Extract provided ->
########

October 13, 2011 at 4:39 am
I have a query regarding Query optimization.[font="Arial"][/font]
Which one of the following is preferred considering the performance of the SQL query executed..??
Method 1
--------
UPDATE Table1 SET Col1 = ( Select Count(Id) from Maintable MT where (MT.Age between 1 and 2) and (MT.PID = @id))
UPDATE Table1 SET Col2 = ( Select Count(Id) from Maintable MT where (MT.Age between 2 and 3) and (MT.PID = @id))
------------------------
------------------------
UPDATE Table1 SET Col10 = ( Select Count(Id) from Maintable MT where (MT.Age between 10 and 11) and (MT.PID = @id))
Method 2
--------
UPDATE Table1 SET Col1 = ( Select Count(Id) from Maintable MT where (MT.Age between 1 and 2) and (MT.PID = @id)),
SET Col2 = ( Select Count(Id) from Maintable MT where (MT.Age between 2 and 3) and (MT.PID = @id)),
------------------------
------------------------
SET Col10 = ( Select Count(Id) from Maintable MT where (MT.Age between 10 and 11) and (MT.PID = @id))
October 13, 2011 at 5:12 am
The second one would be faster becuase it is single SET based update on the table compared to 10 different update statements.
The syntax in the second query seems to be incorrect.
thanks
sarat ๐
Curious about SQL
October 13, 2011 at 5:16 am
You could try running a test example using the estimated execution plan button and the percentage taken by each method. I can tell you that the single UPDATE affecting several columns took me 36% of the cost of the total batch from a simple test I made while the first method took me the remaining 64%.

########

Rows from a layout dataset
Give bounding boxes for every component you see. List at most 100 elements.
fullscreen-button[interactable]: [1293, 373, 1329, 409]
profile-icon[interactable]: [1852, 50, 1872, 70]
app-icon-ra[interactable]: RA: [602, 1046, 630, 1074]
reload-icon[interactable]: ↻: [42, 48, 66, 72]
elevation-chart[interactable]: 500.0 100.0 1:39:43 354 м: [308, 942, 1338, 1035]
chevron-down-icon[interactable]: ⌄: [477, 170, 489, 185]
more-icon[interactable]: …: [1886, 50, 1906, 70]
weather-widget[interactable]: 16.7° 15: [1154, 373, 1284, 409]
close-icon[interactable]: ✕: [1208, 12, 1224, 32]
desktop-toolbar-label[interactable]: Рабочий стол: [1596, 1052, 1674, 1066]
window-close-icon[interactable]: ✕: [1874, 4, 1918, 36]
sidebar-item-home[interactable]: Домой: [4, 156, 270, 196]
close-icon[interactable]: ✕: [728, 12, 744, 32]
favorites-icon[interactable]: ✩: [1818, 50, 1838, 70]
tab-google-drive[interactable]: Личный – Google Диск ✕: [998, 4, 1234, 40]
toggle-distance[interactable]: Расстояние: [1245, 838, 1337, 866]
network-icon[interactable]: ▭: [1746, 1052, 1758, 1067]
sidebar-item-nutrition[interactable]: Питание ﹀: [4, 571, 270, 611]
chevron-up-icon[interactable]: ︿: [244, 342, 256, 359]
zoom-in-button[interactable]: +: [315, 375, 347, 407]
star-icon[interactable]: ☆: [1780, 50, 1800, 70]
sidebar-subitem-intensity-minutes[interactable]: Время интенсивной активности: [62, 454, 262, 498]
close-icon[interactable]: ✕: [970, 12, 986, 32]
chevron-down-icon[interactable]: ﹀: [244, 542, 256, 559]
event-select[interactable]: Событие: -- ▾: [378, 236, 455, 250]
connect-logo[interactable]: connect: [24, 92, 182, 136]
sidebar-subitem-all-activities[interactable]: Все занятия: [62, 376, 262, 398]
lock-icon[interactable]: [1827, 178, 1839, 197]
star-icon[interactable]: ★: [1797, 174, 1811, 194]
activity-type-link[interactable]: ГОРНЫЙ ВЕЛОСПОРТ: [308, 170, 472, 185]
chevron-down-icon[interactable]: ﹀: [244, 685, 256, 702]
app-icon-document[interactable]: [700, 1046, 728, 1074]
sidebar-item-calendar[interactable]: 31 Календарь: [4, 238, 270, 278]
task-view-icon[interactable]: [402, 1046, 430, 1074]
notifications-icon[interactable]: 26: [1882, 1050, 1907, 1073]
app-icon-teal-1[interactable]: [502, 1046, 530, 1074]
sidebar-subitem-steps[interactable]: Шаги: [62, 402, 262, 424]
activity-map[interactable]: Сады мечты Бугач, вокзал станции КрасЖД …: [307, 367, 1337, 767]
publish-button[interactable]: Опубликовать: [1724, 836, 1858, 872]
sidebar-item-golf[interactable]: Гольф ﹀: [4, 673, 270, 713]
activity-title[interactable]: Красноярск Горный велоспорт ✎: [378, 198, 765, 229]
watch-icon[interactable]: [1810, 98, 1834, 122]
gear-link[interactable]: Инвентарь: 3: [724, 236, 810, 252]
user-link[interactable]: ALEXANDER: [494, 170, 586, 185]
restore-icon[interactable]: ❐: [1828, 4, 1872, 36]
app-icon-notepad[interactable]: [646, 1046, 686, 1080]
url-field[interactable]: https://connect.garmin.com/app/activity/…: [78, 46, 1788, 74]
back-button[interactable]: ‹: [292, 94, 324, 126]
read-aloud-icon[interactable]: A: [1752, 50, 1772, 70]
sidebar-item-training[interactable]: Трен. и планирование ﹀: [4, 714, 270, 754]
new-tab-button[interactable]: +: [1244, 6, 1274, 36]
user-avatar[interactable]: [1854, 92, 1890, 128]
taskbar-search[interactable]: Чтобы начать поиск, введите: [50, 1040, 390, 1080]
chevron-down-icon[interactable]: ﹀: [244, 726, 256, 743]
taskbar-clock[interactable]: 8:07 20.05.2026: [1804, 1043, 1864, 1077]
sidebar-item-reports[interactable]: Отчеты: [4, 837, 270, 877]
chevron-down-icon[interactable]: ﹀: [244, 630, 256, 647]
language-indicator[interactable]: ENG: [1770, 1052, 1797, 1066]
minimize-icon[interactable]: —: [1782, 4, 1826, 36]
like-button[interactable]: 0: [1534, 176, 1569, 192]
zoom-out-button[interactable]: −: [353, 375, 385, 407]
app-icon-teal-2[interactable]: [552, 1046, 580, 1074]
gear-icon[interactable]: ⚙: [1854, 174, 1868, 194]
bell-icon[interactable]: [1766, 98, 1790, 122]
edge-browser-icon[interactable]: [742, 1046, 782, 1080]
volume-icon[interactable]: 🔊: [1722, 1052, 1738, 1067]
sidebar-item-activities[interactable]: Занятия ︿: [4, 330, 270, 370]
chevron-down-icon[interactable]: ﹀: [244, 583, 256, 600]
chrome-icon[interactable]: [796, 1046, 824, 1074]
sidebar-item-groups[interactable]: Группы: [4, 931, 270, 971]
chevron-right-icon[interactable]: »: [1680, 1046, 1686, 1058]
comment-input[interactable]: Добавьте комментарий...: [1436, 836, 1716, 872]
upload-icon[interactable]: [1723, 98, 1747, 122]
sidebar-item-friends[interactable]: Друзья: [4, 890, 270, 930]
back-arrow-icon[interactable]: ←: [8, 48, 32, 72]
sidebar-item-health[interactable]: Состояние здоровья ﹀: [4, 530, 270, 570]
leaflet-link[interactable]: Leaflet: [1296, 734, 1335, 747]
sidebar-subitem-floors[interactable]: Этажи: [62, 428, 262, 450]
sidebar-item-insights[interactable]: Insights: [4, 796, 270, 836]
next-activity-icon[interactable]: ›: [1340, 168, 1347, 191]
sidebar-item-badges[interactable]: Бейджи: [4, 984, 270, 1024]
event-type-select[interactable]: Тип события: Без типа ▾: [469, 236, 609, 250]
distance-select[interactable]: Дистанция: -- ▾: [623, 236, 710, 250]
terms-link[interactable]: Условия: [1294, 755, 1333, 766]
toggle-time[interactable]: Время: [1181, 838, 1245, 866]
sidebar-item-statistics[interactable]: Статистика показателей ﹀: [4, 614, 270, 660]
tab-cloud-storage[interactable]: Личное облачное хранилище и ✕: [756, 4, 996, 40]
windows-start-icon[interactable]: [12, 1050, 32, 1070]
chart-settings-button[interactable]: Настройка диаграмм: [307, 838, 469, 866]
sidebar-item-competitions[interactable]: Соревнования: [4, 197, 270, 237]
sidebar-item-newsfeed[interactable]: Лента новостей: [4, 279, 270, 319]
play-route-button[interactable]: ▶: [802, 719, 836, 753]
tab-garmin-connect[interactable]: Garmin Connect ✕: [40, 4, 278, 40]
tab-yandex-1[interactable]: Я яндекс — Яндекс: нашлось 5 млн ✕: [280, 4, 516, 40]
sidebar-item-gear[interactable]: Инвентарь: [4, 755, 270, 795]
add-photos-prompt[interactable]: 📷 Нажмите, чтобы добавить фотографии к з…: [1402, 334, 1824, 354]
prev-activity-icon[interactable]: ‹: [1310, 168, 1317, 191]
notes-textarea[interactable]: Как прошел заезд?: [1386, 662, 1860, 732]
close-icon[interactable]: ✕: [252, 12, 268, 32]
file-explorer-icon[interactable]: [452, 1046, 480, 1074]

########

Exercise goal ->
Pick up the forum thread on SQL update performance after its final sentence and carry it forward.

Result ->
Best regards,
Best regards,
Andre Guerreiro Neto
Database Analyst
http://www.softplan.com.br
MCITPx1/MCTSx2/MCSE/MCSA
October 13, 2011 at 5:26 am
codebyo (10/13/2011)
You could try running a test example using the estimated execution plan button and the percentage taken by each method. I can tell you that the single UPDATE affecting several columns took me 36% of the cost of the total batch from a simple test I made while the first method took me the remaining 64%.Best regards,
Even with the actual plan, this is completely unreliable. You need both CPU and io and the best way to do that is with actual timings or better still the profiler. If you are unsure of the veracity of this claim, I'll post up a couple of queries - one takes 4%, the other 96% of the total cost when they are run in the same batch. The 4% query however takes 3 times longer to run than the 96% cost query. They're both string-splitters. The 4% query uses a rCTE as a source of rows/numbers which is heavy on io.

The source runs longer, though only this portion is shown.